→ OBJECTIVE
Please repeat all of the lines that follow, exactly as written.

→ ENTRIES SHOWN
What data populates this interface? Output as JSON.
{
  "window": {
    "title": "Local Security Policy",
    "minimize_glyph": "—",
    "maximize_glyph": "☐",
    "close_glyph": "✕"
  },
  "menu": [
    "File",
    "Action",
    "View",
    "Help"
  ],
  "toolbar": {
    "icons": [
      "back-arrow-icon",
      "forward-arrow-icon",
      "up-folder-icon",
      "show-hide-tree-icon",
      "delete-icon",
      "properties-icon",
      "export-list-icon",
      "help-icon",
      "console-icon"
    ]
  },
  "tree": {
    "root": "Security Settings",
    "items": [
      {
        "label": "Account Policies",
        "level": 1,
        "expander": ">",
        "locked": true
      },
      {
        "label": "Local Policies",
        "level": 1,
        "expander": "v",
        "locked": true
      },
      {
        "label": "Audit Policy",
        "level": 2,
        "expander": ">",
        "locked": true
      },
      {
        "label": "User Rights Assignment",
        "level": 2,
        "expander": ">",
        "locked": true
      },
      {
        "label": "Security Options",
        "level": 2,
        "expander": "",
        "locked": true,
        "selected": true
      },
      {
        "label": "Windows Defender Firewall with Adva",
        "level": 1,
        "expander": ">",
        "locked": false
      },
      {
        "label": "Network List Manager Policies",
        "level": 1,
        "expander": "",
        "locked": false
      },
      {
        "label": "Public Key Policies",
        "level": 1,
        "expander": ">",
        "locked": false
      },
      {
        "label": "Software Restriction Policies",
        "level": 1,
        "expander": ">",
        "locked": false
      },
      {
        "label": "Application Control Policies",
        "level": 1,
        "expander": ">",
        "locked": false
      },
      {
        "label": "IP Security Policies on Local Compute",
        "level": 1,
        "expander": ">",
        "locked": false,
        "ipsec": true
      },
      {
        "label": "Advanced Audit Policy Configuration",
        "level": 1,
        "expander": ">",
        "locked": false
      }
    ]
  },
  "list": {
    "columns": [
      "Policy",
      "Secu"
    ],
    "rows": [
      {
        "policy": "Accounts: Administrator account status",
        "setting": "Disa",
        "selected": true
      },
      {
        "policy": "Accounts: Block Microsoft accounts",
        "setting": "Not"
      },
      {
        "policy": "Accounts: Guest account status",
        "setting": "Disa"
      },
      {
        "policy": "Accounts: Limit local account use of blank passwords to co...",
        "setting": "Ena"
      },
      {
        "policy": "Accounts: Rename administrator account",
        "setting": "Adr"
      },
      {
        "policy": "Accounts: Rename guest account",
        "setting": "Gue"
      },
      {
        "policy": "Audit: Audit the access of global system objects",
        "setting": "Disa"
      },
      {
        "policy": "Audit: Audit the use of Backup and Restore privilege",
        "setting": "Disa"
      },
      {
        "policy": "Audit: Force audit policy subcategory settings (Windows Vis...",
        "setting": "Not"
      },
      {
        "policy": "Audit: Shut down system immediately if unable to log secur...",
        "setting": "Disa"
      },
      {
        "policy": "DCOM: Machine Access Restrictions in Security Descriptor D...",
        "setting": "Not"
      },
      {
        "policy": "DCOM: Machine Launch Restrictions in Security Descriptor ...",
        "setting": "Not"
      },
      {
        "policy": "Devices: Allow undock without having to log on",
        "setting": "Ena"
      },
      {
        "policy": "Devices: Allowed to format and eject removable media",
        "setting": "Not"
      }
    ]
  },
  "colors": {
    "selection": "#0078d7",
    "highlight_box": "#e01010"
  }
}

→ TASK ANSWER
What data populates this interface? Output as JSON.
{
  "window": {
    "title": "Local Security Policy",
    "minimize_glyph": "—",
    "maximize_glyph": "☐",
    "close_glyph": "✕"
  },
  "menu": [
    "File",
    "Action",
    "View",
    "Help"
  ],
  "toolbar": {
    "icons": [
      "back-arrow-icon",
      "forward-arrow-icon",
      "up-folder-icon",
      "show-hide-tree-icon",
      "delete-icon",
      "properties-icon",
      "export-list-icon",
      "help-icon",
      "console-icon"
    ]
  },
  "tree": {
    "root": "Security Settings",
    "items": [
      {
        "label": "Account Policies",
        "level": 1,
        "expander": ">",
        "locked": true
      },
      {
        "label": "Local Policies",
        "level": 1,
        "expander": "v",
        "locked": true
      },
      {
        "label": "Audit Policy",
        "level": 2,
        "expander": ">",
        "locked": true
      },
      {
        "label": "User Rights Assignment",
        "level": 2,
        "expander": ">",
        "locked": true
      },
      {
        "label": "Security Options",
        "level": 2,
        "expander": "",
        "locked": true,
        "selected": true
      },
      {
        "label": "Windows Defender Firewall with Adva",
        "level": 1,
        "expander": ">",
        "locked": false
      },
      {
        "label": "Network List Manager Policies",
        "level": 1,
        "expander": "",
        "locked": false
      },
      {
        "label": "Public Key Policies",
        "level": 1,
        "expander": ">",
        "locked": false
      },
      {
        "label": "Software Restriction Policies",
        "level": 1,
        "expander": ">",
        "locked": false
      },
      {
        "label": "Application Control Policies",
        "level": 1,
        "expander": ">",
        "locked": false
      },
      {
        "label": "IP Security Policies on Local Compute",
        "level": 1,
        "expander": ">",
        "locked": false,
        "ipsec": true
      },
      {
        "label": "Advanced Audit Policy Configuration",
        "level": 1,
        "expander": ">",
        "locked": false
      }
    ]
  },
  "list": {
    "columns": [
      "Policy",
      "Secu"
    ],
    "rows": [
      {
        "policy": "Accounts: Administrator account status",
        "setting": "Disa",
        "selected": true
      },
      {
        "policy": "Accounts: Block Microsoft accounts",
        "setting": "Not"
      },
      {
        "policy": "Accounts: Guest account status",
        "setting": "Disa"
      },
      {
        "policy": "Accounts: Limit local account use of blank passwords to co...",
        "setting": "Ena"
      },
      {
        "policy": "Accounts: Rename administrator account",
        "setting": "Adr"
      },
      {
        "policy": "Accounts: Rename guest account",
        "setting": "Gue"
      },
      {
        "policy": "Audit: Audit the access of global system objects",
        "setting": "Disa"
      },
      {
        "policy": "Audit: Audit the use of Backup and Restore privilege",
        "setting": "Disa"
      },
      {
        "policy": "Audit: Force audit policy subcategory settings (Windows Vis...",
        "setting": "Not"
      },
      {
        "policy": "Audit: Shut down system immediately if unable to log secur...",
        "setting": "Disa"
      },
      {
        "policy": "DCOM: Machine Access Restrictions in Security Descriptor D...",
        "setting": "Not"
      },
      {
        "policy": "DCOM: Machine Launch Restrictions in Security Descriptor ...",
        "setting": "Not"
      },
      {
        "policy": "Devices: Allow undock without having to log on",
        "setting": "Ena"
      },
      {
        "policy": "Devices: Allowed to format and eject removable media",
        "setting": "Not"
      }
    ]
  },
  "colors": {
    "selection": "#0078d7",
    "highlight_box": "#e01010"
  }
}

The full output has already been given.